***** Material to process *****
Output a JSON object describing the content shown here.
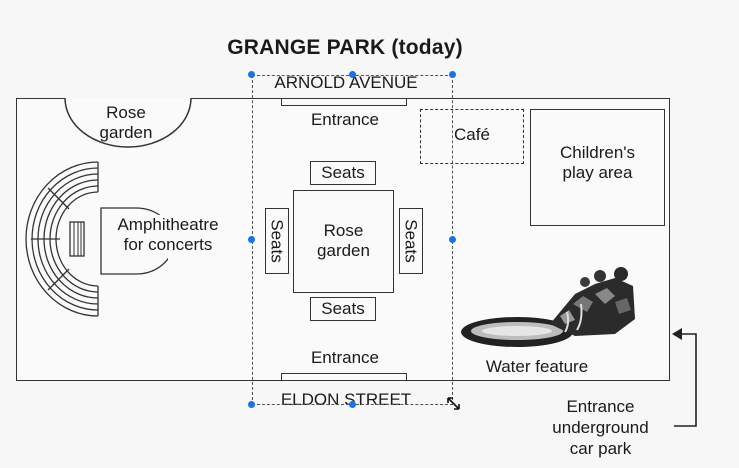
{
  "map": {
    "title": "GRANGE PARK (today)",
    "streets": {
      "north": "ARNOLD AVENUE",
      "south": "ELDON STREET"
    },
    "features": {
      "rose_garden_north": "Rose\ngarden",
      "entrance_north": "Entrance",
      "cafe": "Café",
      "childrens_play_area": "Children's\nplay area",
      "amphitheatre": "Amphitheatre\nfor concerts",
      "rose_garden_centre": "Rose\ngarden",
      "seats_top": "Seats",
      "seats_bottom": "Seats",
      "seats_left": "Seats",
      "seats_right": "Seats",
      "entrance_south": "Entrance",
      "water_feature": "Water feature",
      "car_park_entrance": "Entrance\nunderground\ncar park"
    },
    "colors": {
      "line": "#333333",
      "selection_handle": "#1a73e8",
      "background": "#f7f7f7"
    }
  }
}
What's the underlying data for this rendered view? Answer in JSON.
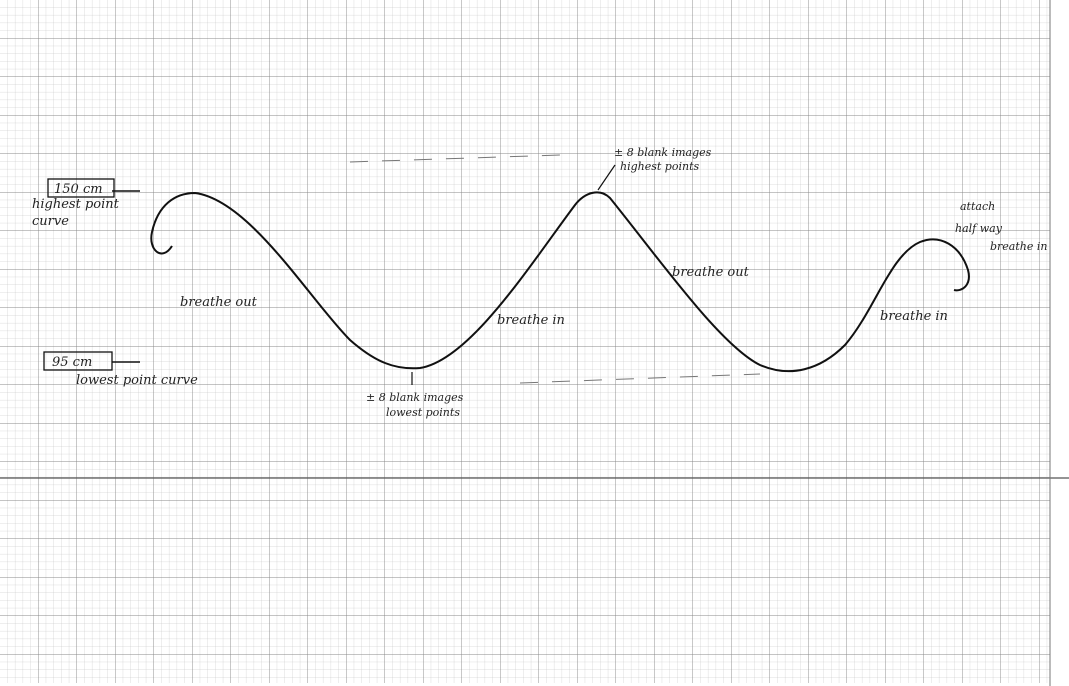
*****
**What to produce:**
Give the entries again without a single change, but with no pictures.

**Solution:**
Output a JSON object describing the content shown here.
{
  "map": {
    "title": "GRANGE PARK (today)",
    "streets": {
      "north": "ARNOLD AVENUE",
      "south": "ELDON STREET"
    },
    "features": {
      "rose_garden_north": "Rose\ngarden",
      "entrance_north": "Entrance",
      "cafe": "Café",
      "childrens_play_area": "Children's\nplay area",
      "amphitheatre": "Amphitheatre\nfor concerts",
      "rose_garden_centre": "Rose\ngarden",
      "seats_top": "Seats",
      "seats_bottom": "Seats",
      "seats_left": "Seats",
      "seats_right": "Seats",
      "entrance_south": "Entrance",
      "water_feature": "Water feature",
      "car_park_entrance": "Entrance\nunderground\ncar park"
    },
    "colors": {
      "line": "#333333",
      "selection_handle": "#1a73e8",
      "background": "#f7f7f7"
    }
  }
}
What's the underlying data for this rendered view? Answer in JSON.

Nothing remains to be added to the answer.